==== DATA RECORDS ====

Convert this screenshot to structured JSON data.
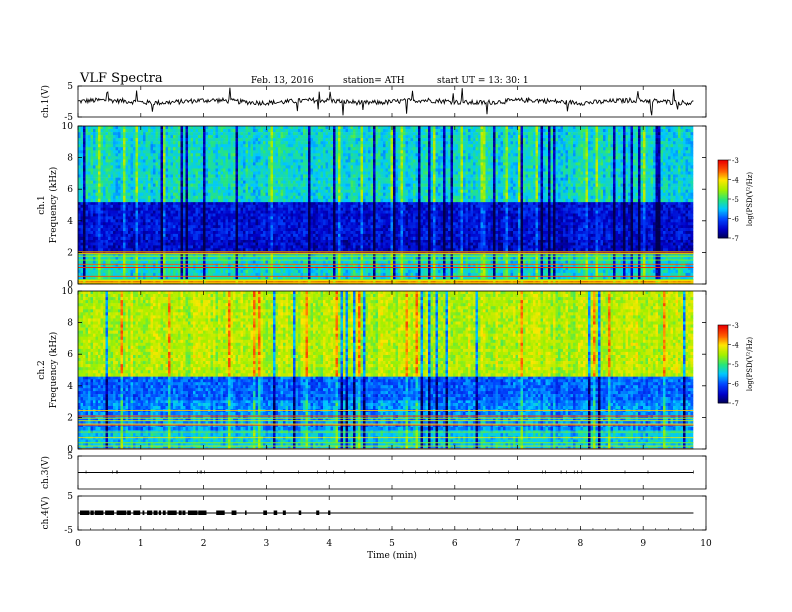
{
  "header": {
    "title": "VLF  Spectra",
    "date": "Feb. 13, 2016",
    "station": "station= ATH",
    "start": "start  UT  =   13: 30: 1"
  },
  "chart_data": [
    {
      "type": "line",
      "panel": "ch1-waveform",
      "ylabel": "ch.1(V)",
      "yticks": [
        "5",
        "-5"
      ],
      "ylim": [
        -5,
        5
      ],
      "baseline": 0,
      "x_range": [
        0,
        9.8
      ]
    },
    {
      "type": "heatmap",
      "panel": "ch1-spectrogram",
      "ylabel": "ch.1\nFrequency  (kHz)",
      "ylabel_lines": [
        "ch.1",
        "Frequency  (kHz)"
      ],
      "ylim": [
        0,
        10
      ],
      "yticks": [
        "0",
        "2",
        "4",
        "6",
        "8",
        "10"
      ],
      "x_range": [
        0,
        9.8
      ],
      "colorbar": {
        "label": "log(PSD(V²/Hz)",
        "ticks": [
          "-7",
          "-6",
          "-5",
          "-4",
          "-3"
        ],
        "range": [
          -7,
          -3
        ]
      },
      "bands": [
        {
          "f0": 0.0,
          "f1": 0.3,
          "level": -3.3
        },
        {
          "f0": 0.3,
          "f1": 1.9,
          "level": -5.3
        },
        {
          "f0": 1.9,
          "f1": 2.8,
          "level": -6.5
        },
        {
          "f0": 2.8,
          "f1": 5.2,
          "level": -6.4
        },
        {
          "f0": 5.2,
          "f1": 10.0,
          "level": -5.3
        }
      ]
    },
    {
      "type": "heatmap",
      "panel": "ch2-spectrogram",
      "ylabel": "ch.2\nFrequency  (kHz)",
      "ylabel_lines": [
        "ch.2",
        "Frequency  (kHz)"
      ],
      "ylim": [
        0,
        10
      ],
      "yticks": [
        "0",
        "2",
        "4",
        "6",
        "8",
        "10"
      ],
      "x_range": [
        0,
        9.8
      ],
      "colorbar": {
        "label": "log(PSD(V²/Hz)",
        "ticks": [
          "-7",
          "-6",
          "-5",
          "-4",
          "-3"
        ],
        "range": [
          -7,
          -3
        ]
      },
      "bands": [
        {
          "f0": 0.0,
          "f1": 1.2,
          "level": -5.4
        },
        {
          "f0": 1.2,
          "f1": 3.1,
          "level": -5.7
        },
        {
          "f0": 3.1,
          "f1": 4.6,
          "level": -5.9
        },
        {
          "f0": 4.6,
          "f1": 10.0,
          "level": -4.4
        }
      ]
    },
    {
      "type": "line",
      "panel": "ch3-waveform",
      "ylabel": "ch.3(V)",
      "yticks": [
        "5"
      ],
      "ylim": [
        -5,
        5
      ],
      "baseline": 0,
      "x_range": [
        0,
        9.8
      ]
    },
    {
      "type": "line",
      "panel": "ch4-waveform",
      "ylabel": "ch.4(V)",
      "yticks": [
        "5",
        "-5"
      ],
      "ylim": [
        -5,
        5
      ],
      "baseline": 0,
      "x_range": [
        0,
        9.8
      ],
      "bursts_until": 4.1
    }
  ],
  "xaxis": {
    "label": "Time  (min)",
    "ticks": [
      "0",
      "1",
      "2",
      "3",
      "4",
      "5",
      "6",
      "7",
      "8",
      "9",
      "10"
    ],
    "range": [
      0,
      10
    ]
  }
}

====
==== DATA RECORDS ====

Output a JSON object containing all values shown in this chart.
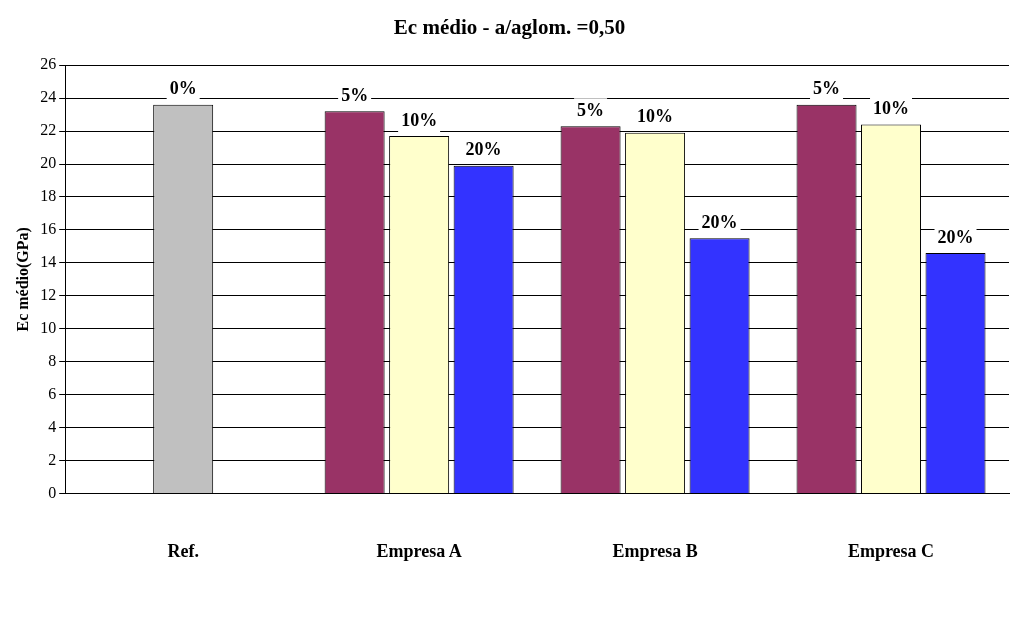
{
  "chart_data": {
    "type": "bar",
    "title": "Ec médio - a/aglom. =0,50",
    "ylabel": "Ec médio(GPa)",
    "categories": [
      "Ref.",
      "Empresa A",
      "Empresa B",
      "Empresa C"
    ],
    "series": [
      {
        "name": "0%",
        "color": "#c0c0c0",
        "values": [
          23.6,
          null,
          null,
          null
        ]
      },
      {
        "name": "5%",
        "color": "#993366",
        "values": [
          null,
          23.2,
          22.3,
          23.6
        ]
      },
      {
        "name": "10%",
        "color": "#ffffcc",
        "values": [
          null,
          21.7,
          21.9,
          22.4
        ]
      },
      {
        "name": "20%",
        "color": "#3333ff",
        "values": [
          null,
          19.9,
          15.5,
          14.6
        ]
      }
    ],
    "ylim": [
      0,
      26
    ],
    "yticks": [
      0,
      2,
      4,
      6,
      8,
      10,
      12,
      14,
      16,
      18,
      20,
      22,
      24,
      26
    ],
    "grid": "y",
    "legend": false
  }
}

====

• [WHAT IS ASKED] Return nothing except the number of lines that include the string "title".

• [EXPECTED ANSWER] 2